● **Exercise**
In the records below, the line that contains "Read the values" marks the start. Copy it and each line after it through the end, exactly, without pictures.

----

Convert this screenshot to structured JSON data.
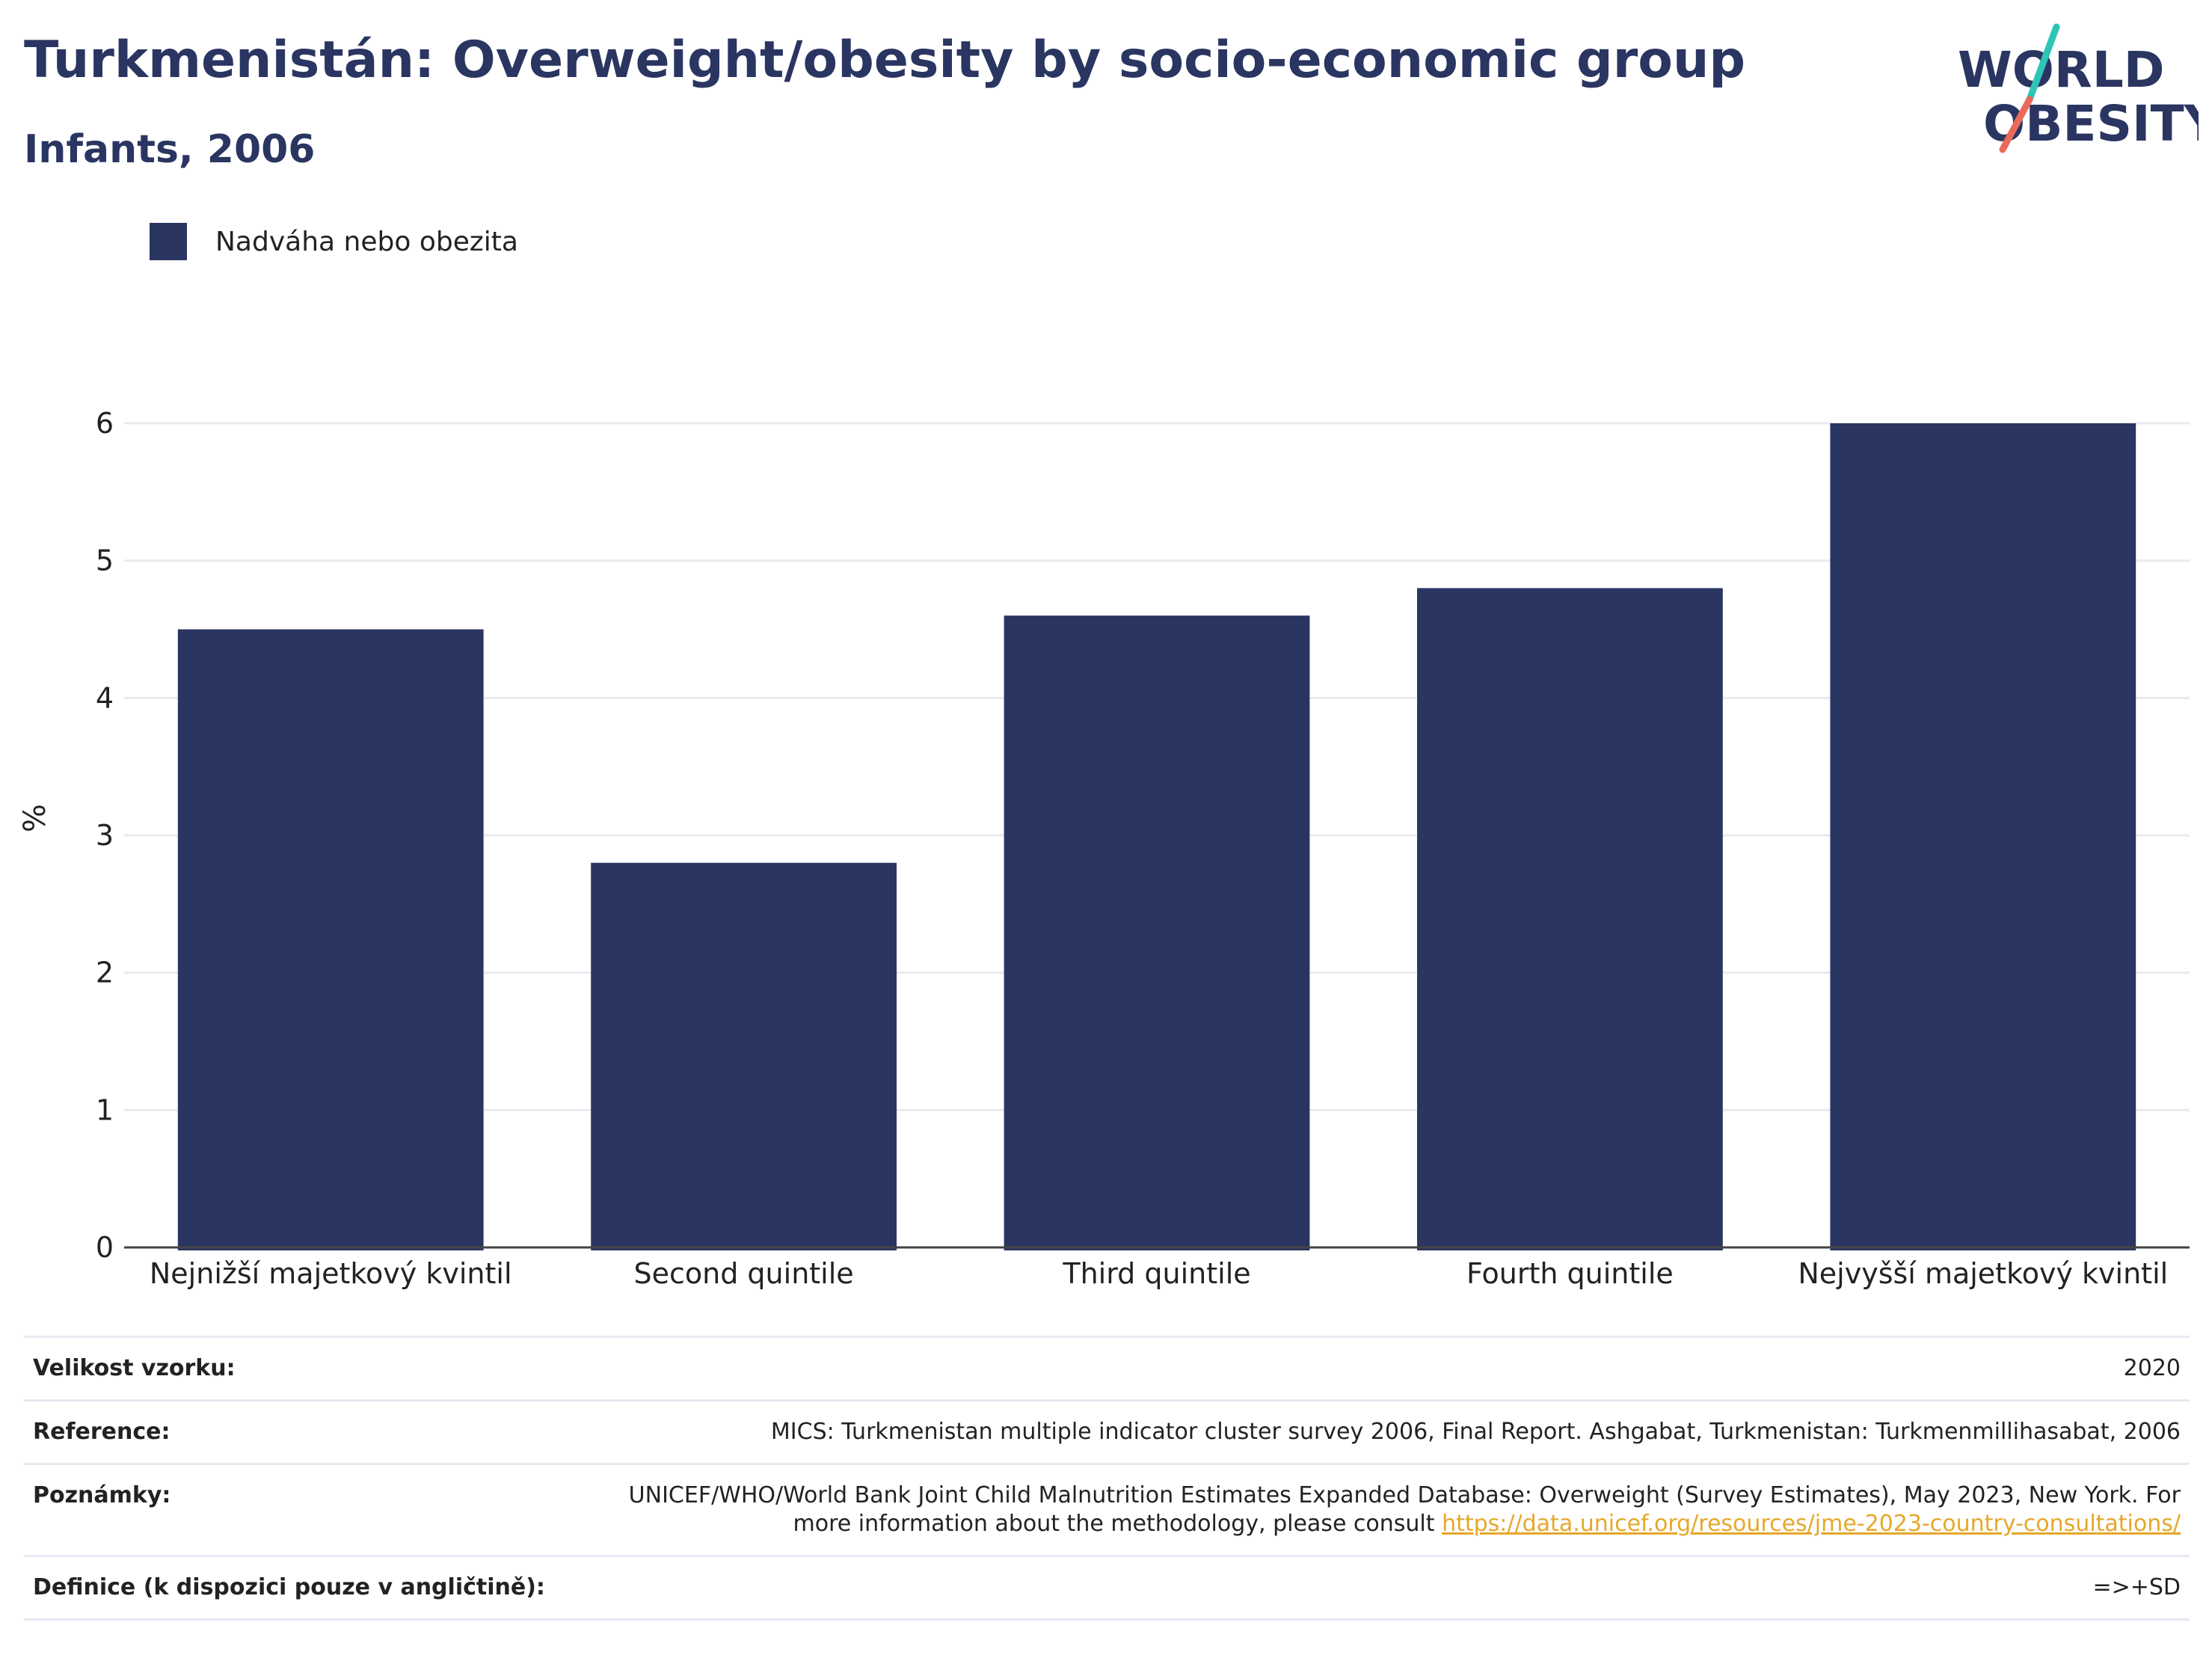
{
  "header": {
    "title": "Turkmenistán: Overweight/obesity by socio-economic group",
    "subtitle": "Infants, 2006"
  },
  "logo": {
    "line1": "WORLD",
    "line2": "OBESITY",
    "colors": {
      "text": "#2a3561",
      "slash_top": "#2ec4b6",
      "slash_bottom": "#ea6a5a"
    }
  },
  "legend": {
    "label": "Nadváha nebo obezita",
    "color": "#2a3561"
  },
  "chart_data": {
    "type": "bar",
    "title": "Turkmenistán: Overweight/obesity by socio-economic group",
    "subtitle": "Infants, 2006",
    "categories": [
      "Nejnižší majetkový kvintil",
      "Second quintile",
      "Third quintile",
      "Fourth quintile",
      "Nejvyšší majetkový kvintil"
    ],
    "series": [
      {
        "name": "Nadváha nebo obezita",
        "values": [
          4.5,
          2.8,
          4.6,
          4.8,
          6.0
        ],
        "color": "#2a3561"
      }
    ],
    "xlabel": "",
    "ylabel": "%",
    "ylim": [
      0,
      6.6
    ],
    "yticks": [
      0,
      1,
      2,
      3,
      4,
      5,
      6
    ],
    "grid": true,
    "legend_position": "top-left"
  },
  "info": {
    "sample_size": {
      "label": "Velikost vzorku:",
      "value": "2020"
    },
    "reference": {
      "label": "Reference:",
      "value": "MICS: Turkmenistan multiple indicator cluster survey 2006, Final Report. Ashgabat, Turkmenistan: Turkmenmillihasabat, 2006"
    },
    "notes": {
      "label": "Poznámky:",
      "text": "UNICEF/WHO/World Bank Joint Child Malnutrition Estimates Expanded Database: Overweight (Survey Estimates), May 2023, New York. For more information about the methodology, please consult",
      "link": "https://data.unicef.org/resources/jme-2023-country-consultations/"
    },
    "definition": {
      "label": "Definice (k dispozici pouze v angličtině):",
      "value": "=>+SD"
    }
  }
}
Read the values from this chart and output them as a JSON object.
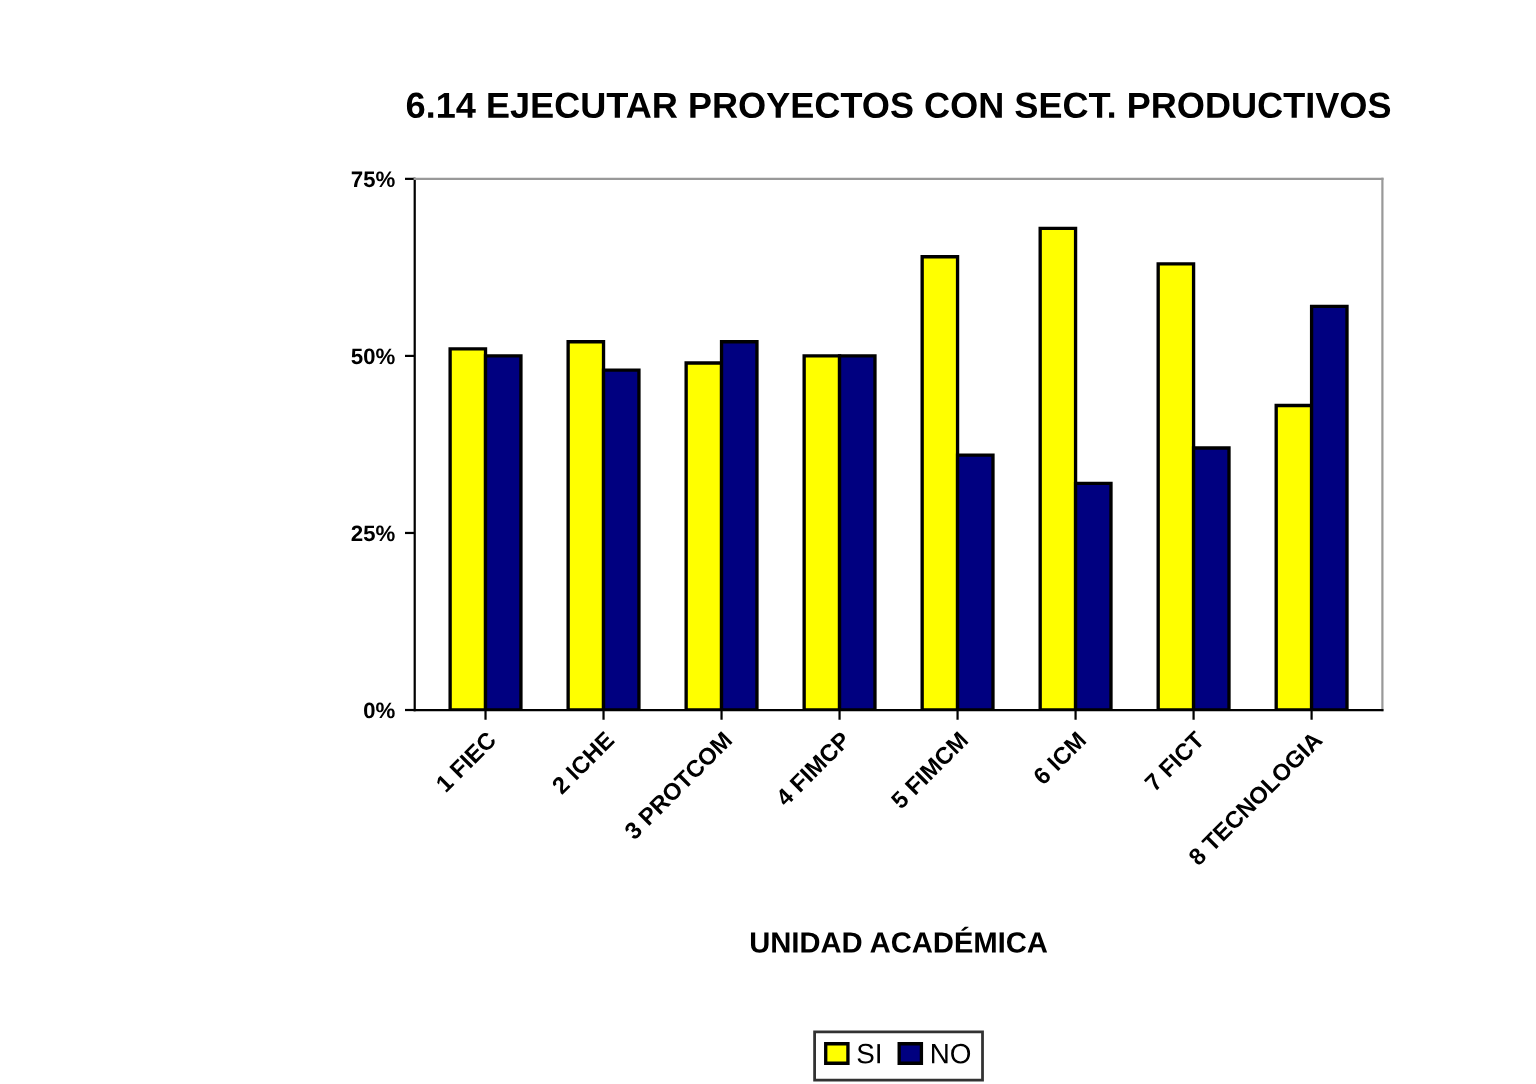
{
  "chart_data": {
    "type": "bar",
    "title": "6.14 EJECUTAR PROYECTOS CON SECT. PRODUCTIVOS",
    "xlabel": "UNIDAD ACADÉMICA",
    "categories": [
      "1 FIEC",
      "2 ICHE",
      "3 PROTCOM",
      "4 FIMCP",
      "5 FIMCM",
      "6 ICM",
      "7 FICT",
      "8 TECNOLOGIA"
    ],
    "series": [
      {
        "name": "SI",
        "color": "#ffff00",
        "values": [
          51,
          52,
          49,
          50,
          64,
          68,
          63,
          43
        ]
      },
      {
        "name": "NO",
        "color": "#000080",
        "values": [
          50,
          48,
          52,
          50,
          36,
          32,
          37,
          57
        ]
      }
    ],
    "ylim": [
      0,
      75
    ],
    "yticks": [
      {
        "value": 0,
        "label": "0%"
      },
      {
        "value": 25,
        "label": "25%"
      },
      {
        "value": 50,
        "label": "50%"
      },
      {
        "value": 75,
        "label": "75%"
      }
    ],
    "grid": false,
    "legend": "bottom"
  }
}
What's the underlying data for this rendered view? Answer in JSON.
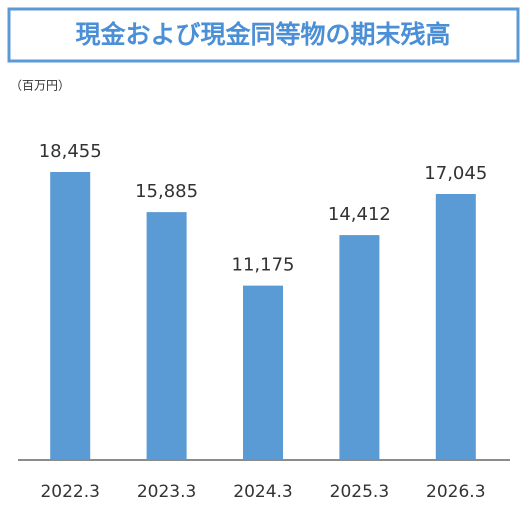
{
  "chart_data": {
    "type": "bar",
    "title": "現金および現金同等物の期末残高",
    "unit_label": "（百万円）",
    "categories": [
      "2022.3",
      "2023.3",
      "2024.3",
      "2025.3",
      "2026.3"
    ],
    "values": [
      18455,
      15885,
      11175,
      14412,
      17045
    ],
    "value_labels": [
      "18,455",
      "15,885",
      "11,175",
      "14,412",
      "17,045"
    ],
    "color": "#5b9bd5"
  }
}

----

● **Reply to the exercise**
Read the values from this chart and output them as a JSON object.
{
  "chart_data": {
    "type": "bar",
    "title": "6.14 EJECUTAR PROYECTOS CON SECT. PRODUCTIVOS",
    "xlabel": "UNIDAD ACADÉMICA",
    "categories": [
      "1 FIEC",
      "2 ICHE",
      "3 PROTCOM",
      "4 FIMCP",
      "5 FIMCM",
      "6 ICM",
      "7 FICT",
      "8 TECNOLOGIA"
    ],
    "series": [
      {
        "name": "SI",
        "color": "#ffff00",
        "values": [
          51,
          52,
          49,
          50,
          64,
          68,
          63,
          43
        ]
      },
      {
        "name": "NO",
        "color": "#000080",
        "values": [
          50,
          48,
          52,
          50,
          36,
          32,
          37,
          57
        ]
      }
    ],
    "ylim": [
      0,
      75
    ],
    "yticks": [
      {
        "value": 0,
        "label": "0%"
      },
      {
        "value": 25,
        "label": "25%"
      },
      {
        "value": 50,
        "label": "50%"
      },
      {
        "value": 75,
        "label": "75%"
      }
    ],
    "grid": false,
    "legend": "bottom"
  }
}
What's the underlying data for this rendered view? Answer in JSON.
{
  "chart_data": {
    "type": "bar",
    "title": "現金および現金同等物の期末残高",
    "unit_label": "（百万円）",
    "categories": [
      "2022.3",
      "2023.3",
      "2024.3",
      "2025.3",
      "2026.3"
    ],
    "values": [
      18455,
      15885,
      11175,
      14412,
      17045
    ],
    "value_labels": [
      "18,455",
      "15,885",
      "11,175",
      "14,412",
      "17,045"
    ],
    "color": "#5b9bd5"
  }
}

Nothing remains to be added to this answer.